--- Material provided ---
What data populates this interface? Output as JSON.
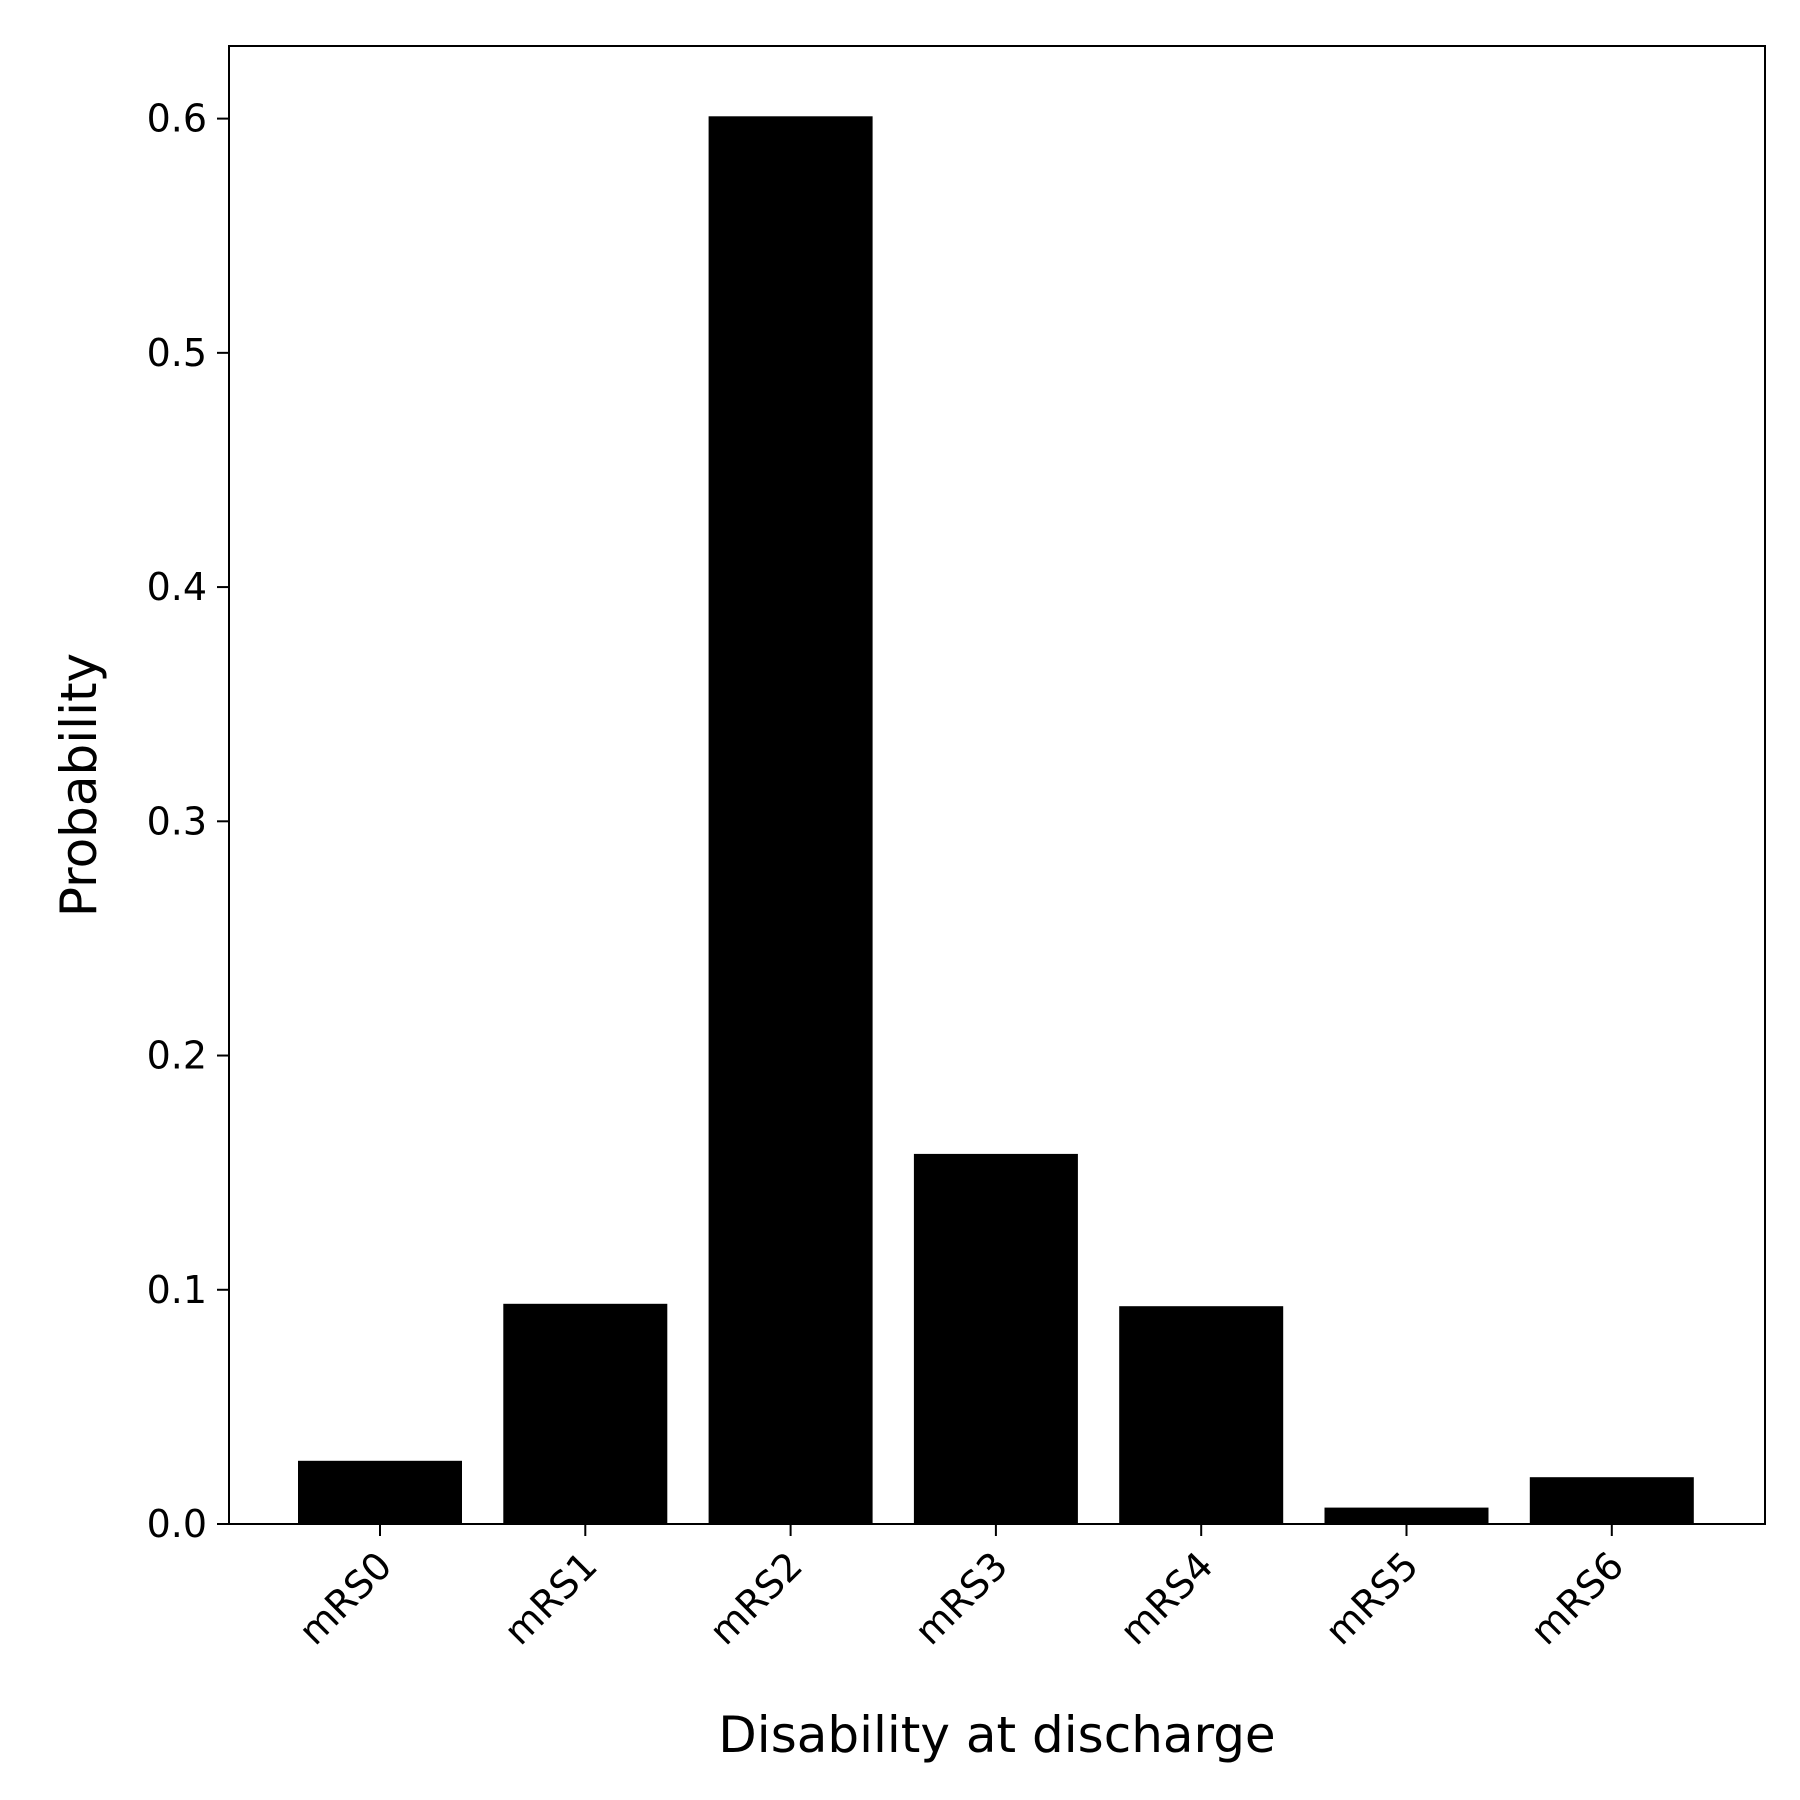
{
  "chart_data": {
    "type": "bar",
    "title": "",
    "xlabel": "Disability at discharge",
    "ylabel": "Probability",
    "categories": [
      "mRS0",
      "mRS1",
      "mRS2",
      "mRS3",
      "mRS4",
      "mRS5",
      "mRS6"
    ],
    "values": [
      0.027,
      0.094,
      0.601,
      0.158,
      0.093,
      0.007,
      0.02
    ],
    "ylim": [
      0,
      0.631
    ],
    "yticks": [
      0.0,
      0.1,
      0.2,
      0.3,
      0.4,
      0.5,
      0.6
    ],
    "ytick_labels": [
      "0.0",
      "0.1",
      "0.2",
      "0.3",
      "0.4",
      "0.5",
      "0.6"
    ],
    "grid": false,
    "legend": "none",
    "bar_color": "#000000"
  }
}
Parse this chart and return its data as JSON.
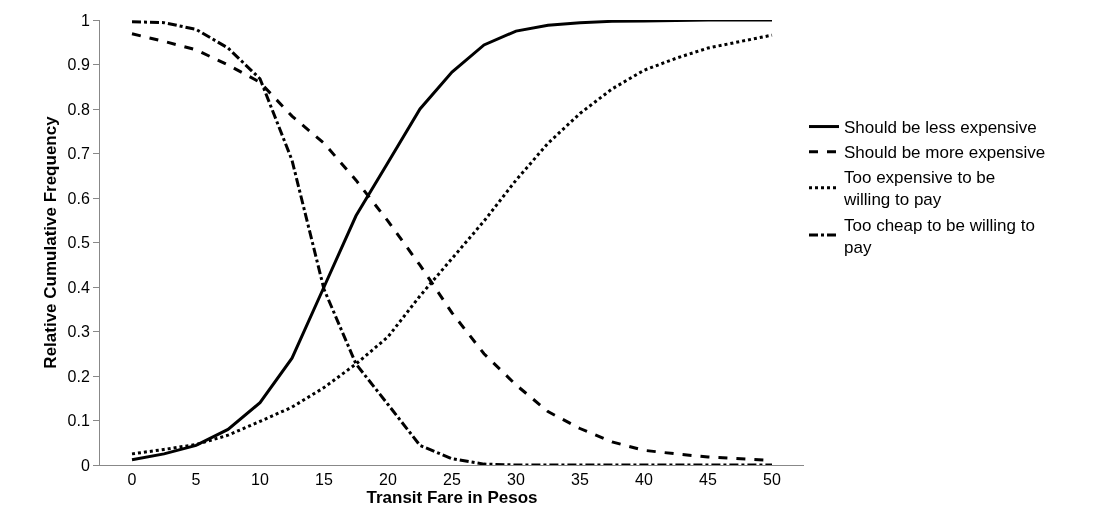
{
  "chart_data": {
    "type": "line",
    "xlabel": "Transit Fare in Pesos",
    "ylabel": "Relative Cumulative Frequency",
    "xlim": [
      -2.5,
      52.5
    ],
    "xticks": [
      0,
      5,
      10,
      15,
      20,
      25,
      30,
      35,
      40,
      45,
      50
    ],
    "ylim": [
      0,
      1
    ],
    "yticks": [
      0,
      0.1,
      0.2,
      0.3,
      0.4,
      0.5,
      0.6,
      0.7,
      0.8,
      0.9,
      1
    ],
    "grid": false,
    "legend": "right",
    "marker": "none",
    "x": [
      0,
      2.5,
      5,
      7.5,
      10,
      12.5,
      15,
      17.5,
      20,
      22.5,
      25,
      27.5,
      30,
      32.5,
      35,
      37.5,
      40,
      42.5,
      45,
      50
    ],
    "series": [
      {
        "name": "Should be less expensive",
        "color": "#000000",
        "line_style": "solid",
        "values": [
          0.012,
          0.025,
          0.044,
          0.08,
          0.14,
          0.24,
          0.4,
          0.56,
          0.68,
          0.8,
          0.883,
          0.944,
          0.975,
          0.988,
          0.994,
          0.997,
          0.998,
          0.999,
          1.0,
          1.0
        ]
      },
      {
        "name": "Should be more expensive",
        "color": "#000000",
        "line_style": "dashed",
        "values": [
          0.969,
          0.952,
          0.933,
          0.899,
          0.86,
          0.784,
          0.723,
          0.64,
          0.548,
          0.449,
          0.342,
          0.25,
          0.18,
          0.12,
          0.082,
          0.052,
          0.033,
          0.025,
          0.018,
          0.01
        ]
      },
      {
        "name": "Too expensive to be willing to pay",
        "color": "#000000",
        "line_style": "dotted",
        "values": [
          0.025,
          0.035,
          0.046,
          0.067,
          0.098,
          0.13,
          0.174,
          0.227,
          0.288,
          0.38,
          0.464,
          0.548,
          0.64,
          0.723,
          0.79,
          0.845,
          0.887,
          0.914,
          0.937,
          0.966
        ]
      },
      {
        "name": "Too cheap to be willing to pay",
        "color": "#000000",
        "line_style": "dashdot",
        "values": [
          0.996,
          0.994,
          0.979,
          0.937,
          0.868,
          0.685,
          0.395,
          0.227,
          0.136,
          0.044,
          0.014,
          0.002,
          0,
          0,
          0,
          0,
          0,
          0,
          0,
          0
        ]
      }
    ]
  }
}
---
**Prompt**
Take each line containing the string "JSON" and copy it out.

**Solved exercise**
What data populates this interface? Output as JSON.
Parse this chart and return its data as JSON.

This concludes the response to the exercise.